Data records
= = = = =

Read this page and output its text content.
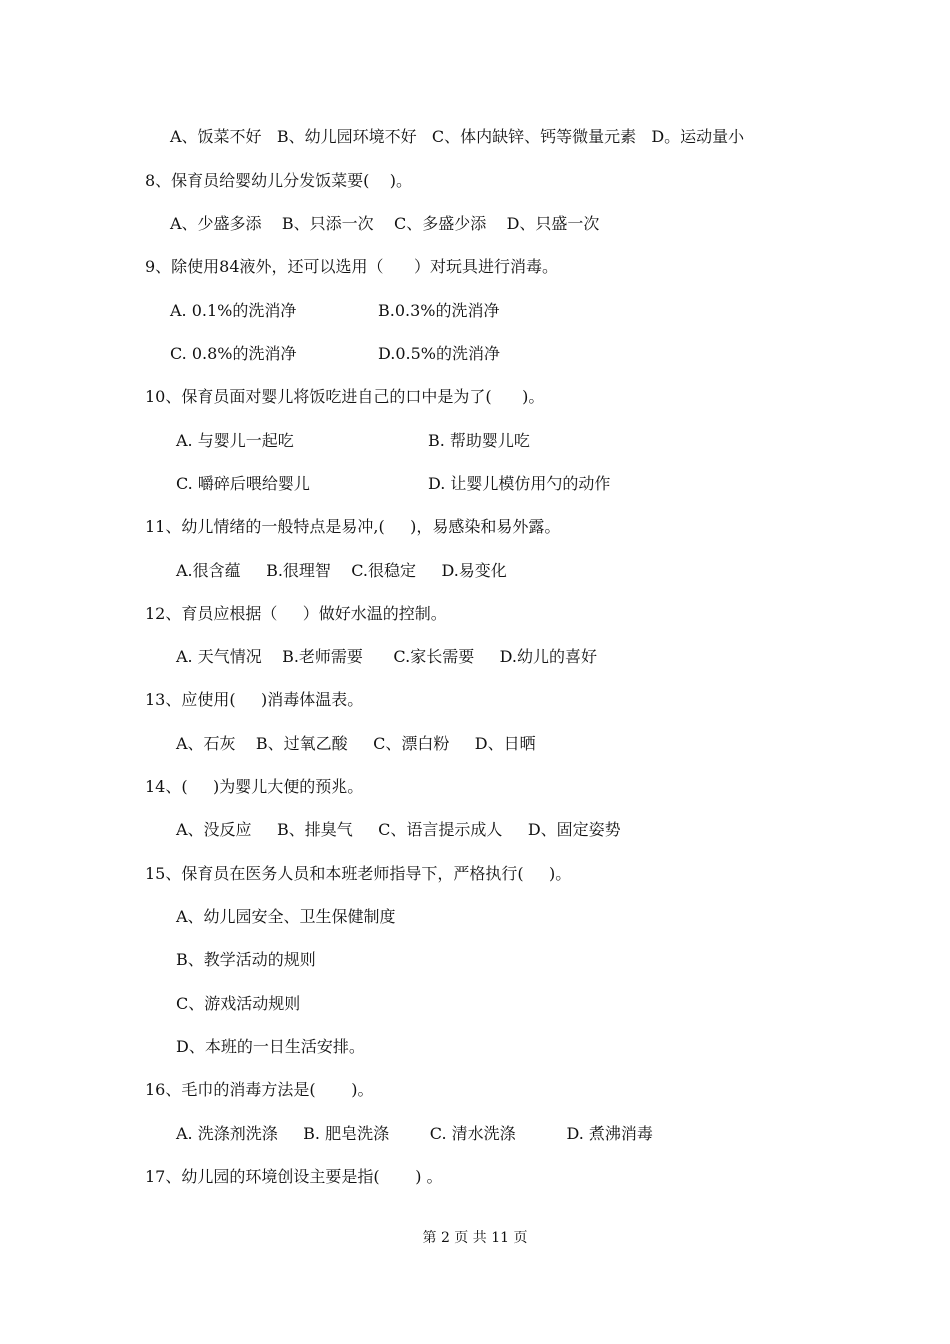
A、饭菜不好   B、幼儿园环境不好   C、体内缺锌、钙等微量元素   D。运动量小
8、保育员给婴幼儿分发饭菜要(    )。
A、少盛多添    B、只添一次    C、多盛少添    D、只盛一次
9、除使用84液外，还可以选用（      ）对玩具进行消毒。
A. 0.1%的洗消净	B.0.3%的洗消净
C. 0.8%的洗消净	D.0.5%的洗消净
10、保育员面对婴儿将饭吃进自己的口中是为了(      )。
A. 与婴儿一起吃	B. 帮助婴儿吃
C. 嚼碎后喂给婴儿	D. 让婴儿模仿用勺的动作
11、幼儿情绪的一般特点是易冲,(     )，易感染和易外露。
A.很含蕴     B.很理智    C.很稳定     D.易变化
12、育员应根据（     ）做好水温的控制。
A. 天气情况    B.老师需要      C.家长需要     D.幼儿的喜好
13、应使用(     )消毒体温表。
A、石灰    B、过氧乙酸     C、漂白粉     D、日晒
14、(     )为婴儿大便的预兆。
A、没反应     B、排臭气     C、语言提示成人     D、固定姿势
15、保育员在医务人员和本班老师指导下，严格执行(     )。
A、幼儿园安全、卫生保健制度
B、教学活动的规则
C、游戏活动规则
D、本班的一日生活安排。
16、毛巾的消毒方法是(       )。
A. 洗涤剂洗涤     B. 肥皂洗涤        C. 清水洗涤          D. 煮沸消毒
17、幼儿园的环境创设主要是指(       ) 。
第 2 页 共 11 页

= = = = =

Request —
Leave out the pictures and restate everything else word for word.

Problem solution —
Read this page and output its text content.
A、饭菜不好   B、幼儿园环境不好   C、体内缺锌、钙等微量元素   D。运动量小
8、保育员给婴幼儿分发饭菜要(    )。
A、少盛多添    B、只添一次    C、多盛少添    D、只盛一次
9、除使用84液外，还可以选用（      ）对玩具进行消毒。
A. 0.1%的洗消净	B.0.3%的洗消净
C. 0.8%的洗消净	D.0.5%的洗消净
10、保育员面对婴儿将饭吃进自己的口中是为了(      )。
A. 与婴儿一起吃	B. 帮助婴儿吃
C. 嚼碎后喂给婴儿	D. 让婴儿模仿用勺的动作
11、幼儿情绪的一般特点是易冲,(     )，易感染和易外露。
A.很含蕴     B.很理智    C.很稳定     D.易变化
12、育员应根据（     ）做好水温的控制。
A. 天气情况    B.老师需要      C.家长需要     D.幼儿的喜好
13、应使用(     )消毒体温表。
A、石灰    B、过氧乙酸     C、漂白粉     D、日晒
14、(     )为婴儿大便的预兆。
A、没反应     B、排臭气     C、语言提示成人     D、固定姿势
15、保育员在医务人员和本班老师指导下，严格执行(     )。
A、幼儿园安全、卫生保健制度
B、教学活动的规则
C、游戏活动规则
D、本班的一日生活安排。
16、毛巾的消毒方法是(       )。
A. 洗涤剂洗涤     B. 肥皂洗涤        C. 清水洗涤          D. 煮沸消毒
17、幼儿园的环境创设主要是指(       ) 。
第 2 页 共 11 页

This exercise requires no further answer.